• [Set exercise] Print only the line with "What data populates" and the lines after it, ending with the last line of the material, each exactly as it stands.

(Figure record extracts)

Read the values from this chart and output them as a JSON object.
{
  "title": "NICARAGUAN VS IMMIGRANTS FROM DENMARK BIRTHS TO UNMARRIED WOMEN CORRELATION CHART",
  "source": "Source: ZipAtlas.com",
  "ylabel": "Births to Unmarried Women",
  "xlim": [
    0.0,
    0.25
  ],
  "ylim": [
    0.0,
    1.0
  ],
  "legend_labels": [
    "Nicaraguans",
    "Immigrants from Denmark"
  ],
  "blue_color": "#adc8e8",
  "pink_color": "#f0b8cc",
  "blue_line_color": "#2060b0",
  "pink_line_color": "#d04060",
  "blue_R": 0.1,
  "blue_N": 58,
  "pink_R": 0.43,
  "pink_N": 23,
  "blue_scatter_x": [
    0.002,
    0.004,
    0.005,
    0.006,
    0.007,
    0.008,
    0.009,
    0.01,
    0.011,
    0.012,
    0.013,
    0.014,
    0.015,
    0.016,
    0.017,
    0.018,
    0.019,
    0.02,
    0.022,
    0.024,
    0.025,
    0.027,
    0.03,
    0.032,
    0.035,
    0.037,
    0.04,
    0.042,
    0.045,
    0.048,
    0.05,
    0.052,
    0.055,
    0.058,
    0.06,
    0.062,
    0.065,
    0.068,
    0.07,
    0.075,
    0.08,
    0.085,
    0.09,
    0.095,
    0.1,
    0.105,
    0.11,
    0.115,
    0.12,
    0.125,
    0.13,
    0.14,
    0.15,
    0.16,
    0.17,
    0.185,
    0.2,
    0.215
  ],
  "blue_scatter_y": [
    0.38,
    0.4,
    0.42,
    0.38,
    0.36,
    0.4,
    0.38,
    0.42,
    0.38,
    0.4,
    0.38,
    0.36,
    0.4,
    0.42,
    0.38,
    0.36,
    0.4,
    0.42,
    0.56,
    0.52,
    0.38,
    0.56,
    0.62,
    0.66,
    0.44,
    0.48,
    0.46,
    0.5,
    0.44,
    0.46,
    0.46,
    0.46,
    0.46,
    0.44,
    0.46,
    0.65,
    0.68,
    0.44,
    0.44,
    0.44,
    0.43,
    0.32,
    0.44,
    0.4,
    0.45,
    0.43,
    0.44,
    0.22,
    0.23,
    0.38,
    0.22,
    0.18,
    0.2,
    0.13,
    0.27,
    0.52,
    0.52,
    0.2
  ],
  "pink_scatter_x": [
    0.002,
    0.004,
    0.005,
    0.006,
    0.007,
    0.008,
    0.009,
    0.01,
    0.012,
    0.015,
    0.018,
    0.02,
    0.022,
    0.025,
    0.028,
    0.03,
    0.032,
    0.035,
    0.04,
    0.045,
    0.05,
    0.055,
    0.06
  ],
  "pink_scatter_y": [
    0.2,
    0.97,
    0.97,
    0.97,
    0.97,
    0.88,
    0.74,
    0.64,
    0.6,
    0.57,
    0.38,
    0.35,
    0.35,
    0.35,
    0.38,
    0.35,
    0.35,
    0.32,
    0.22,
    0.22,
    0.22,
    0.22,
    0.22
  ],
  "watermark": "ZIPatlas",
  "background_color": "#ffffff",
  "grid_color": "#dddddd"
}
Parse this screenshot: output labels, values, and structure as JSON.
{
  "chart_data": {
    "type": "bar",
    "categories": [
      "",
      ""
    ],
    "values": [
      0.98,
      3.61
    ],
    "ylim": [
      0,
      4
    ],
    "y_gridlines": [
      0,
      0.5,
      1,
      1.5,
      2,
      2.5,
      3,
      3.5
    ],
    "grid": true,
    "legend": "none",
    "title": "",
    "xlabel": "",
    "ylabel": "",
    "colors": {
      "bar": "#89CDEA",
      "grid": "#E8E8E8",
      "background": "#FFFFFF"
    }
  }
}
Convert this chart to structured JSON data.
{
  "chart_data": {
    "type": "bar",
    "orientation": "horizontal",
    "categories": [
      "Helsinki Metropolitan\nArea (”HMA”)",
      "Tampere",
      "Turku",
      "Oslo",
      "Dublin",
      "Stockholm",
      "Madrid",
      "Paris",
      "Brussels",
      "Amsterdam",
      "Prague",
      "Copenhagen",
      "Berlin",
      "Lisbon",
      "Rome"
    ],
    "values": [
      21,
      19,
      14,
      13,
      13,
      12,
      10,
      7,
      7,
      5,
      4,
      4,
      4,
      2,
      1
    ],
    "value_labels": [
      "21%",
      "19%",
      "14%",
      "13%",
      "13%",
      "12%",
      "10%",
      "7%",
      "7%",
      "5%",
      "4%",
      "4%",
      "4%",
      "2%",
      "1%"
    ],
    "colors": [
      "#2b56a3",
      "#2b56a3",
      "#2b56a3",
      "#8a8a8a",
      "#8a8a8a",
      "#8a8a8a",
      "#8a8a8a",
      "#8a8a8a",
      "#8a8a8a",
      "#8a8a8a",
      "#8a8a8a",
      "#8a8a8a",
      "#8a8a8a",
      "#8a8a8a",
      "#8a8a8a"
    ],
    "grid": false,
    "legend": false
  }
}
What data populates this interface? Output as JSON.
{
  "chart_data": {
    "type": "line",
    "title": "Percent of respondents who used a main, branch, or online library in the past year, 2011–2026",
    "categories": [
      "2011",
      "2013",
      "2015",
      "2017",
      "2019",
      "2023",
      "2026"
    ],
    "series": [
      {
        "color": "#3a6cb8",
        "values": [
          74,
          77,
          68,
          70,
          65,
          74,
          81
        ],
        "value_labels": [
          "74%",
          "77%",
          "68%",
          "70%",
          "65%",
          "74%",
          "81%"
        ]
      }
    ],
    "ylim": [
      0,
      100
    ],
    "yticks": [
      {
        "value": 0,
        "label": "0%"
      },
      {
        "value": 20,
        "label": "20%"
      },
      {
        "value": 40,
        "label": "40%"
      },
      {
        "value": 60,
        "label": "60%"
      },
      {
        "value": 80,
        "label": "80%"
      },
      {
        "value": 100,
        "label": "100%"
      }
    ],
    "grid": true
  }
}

• [The completed task]
What data populates this interface? Output as JSON.
{
  "chart_data": {
    "type": "line",
    "title": "Percent of respondents who used a main, branch, or online library in the past year, 2011–2026",
    "categories": [
      "2011",
      "2013",
      "2015",
      "2017",
      "2019",
      "2023",
      "2026"
    ],
    "series": [
      {
        "color": "#3a6cb8",
        "values": [
          74,
          77,
          68,
          70,
          65,
          74,
          81
        ],
        "value_labels": [
          "74%",
          "77%",
          "68%",
          "70%",
          "65%",
          "74%",
          "81%"
        ]
      }
    ],
    "ylim": [
      0,
      100
    ],
    "yticks": [
      {
        "value": 0,
        "label": "0%"
      },
      {
        "value": 20,
        "label": "20%"
      },
      {
        "value": 40,
        "label": "40%"
      },
      {
        "value": 60,
        "label": "60%"
      },
      {
        "value": 80,
        "label": "80%"
      },
      {
        "value": 100,
        "label": "100%"
      }
    ],
    "grid": true
  }
}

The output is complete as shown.